== Stated goal ==
Take each line that has the word "Sonora" and return it.

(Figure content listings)
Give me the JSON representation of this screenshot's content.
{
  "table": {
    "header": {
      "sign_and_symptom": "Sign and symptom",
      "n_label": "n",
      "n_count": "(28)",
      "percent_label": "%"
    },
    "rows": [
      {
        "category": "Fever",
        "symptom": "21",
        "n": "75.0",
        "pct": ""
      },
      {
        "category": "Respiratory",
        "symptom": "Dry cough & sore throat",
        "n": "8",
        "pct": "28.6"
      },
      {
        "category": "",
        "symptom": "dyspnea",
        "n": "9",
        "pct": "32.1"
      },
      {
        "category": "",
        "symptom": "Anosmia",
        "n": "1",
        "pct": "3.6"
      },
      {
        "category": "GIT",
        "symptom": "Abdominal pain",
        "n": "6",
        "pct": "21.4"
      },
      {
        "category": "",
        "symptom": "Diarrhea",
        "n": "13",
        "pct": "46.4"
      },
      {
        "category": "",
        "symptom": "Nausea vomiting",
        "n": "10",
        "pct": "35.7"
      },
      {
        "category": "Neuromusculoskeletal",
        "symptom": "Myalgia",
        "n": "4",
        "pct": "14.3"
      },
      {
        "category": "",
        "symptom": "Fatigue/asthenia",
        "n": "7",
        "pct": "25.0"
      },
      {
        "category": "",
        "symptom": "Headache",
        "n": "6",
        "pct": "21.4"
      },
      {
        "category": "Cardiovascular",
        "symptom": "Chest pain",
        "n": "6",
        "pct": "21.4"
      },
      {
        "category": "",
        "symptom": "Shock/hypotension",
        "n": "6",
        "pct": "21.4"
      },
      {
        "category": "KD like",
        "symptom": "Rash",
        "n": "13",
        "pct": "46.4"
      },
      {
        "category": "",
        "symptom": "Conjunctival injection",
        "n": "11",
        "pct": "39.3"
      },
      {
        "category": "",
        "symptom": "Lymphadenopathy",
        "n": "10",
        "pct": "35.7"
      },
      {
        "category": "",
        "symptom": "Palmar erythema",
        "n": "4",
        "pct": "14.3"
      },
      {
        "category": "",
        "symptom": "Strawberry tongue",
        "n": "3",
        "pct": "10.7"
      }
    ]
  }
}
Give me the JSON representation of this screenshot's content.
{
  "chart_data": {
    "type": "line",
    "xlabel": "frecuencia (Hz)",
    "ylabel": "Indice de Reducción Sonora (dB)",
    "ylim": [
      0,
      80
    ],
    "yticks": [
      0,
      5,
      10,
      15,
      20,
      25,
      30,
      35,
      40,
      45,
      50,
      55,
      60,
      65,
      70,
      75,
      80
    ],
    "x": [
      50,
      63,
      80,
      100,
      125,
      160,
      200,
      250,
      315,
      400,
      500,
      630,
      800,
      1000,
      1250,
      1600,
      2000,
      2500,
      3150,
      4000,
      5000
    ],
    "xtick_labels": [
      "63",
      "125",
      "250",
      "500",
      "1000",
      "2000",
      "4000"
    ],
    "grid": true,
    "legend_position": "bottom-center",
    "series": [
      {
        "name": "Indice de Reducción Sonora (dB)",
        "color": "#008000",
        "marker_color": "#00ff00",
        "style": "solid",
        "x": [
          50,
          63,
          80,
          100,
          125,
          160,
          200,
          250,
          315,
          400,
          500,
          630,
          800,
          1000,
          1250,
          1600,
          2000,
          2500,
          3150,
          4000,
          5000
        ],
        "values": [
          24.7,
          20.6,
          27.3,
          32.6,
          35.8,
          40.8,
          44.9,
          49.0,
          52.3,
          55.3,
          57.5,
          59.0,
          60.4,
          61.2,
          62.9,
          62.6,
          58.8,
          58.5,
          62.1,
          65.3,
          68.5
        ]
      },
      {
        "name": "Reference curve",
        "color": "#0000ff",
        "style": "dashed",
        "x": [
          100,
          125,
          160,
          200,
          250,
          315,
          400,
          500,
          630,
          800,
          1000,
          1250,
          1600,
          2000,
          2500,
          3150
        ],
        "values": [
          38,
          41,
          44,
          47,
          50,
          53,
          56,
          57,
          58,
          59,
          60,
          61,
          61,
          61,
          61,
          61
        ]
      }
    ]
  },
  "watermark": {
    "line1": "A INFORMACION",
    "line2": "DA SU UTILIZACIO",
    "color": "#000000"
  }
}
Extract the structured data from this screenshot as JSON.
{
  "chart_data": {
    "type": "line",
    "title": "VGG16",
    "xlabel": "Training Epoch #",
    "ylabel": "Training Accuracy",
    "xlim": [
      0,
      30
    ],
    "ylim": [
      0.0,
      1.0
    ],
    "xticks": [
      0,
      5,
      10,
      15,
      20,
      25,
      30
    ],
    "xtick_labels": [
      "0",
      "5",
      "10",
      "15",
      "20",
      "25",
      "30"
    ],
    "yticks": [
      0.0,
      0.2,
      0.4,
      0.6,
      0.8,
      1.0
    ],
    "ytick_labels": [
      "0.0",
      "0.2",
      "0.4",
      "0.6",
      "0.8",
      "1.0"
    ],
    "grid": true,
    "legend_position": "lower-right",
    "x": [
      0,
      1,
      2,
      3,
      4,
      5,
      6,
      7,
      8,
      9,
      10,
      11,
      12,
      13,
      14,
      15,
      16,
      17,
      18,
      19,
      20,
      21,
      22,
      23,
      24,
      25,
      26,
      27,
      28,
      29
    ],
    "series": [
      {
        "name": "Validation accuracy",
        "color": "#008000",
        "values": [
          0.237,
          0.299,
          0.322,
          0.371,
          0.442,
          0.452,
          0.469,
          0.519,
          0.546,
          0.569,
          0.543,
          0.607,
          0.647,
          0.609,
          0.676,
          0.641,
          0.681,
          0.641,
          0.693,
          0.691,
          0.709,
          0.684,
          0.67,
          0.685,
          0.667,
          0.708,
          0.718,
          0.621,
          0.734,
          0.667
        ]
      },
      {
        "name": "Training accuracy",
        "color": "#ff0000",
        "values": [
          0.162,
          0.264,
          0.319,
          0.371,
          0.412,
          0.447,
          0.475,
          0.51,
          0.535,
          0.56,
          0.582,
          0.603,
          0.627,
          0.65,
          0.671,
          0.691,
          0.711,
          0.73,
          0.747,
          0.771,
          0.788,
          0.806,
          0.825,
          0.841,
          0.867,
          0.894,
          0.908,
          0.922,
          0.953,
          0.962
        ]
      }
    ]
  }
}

== Answer to the task ==
    "ylabel": "Indice de Reducción Sonora (dB)",
        "name": "Indice de Reducción Sonora (dB)",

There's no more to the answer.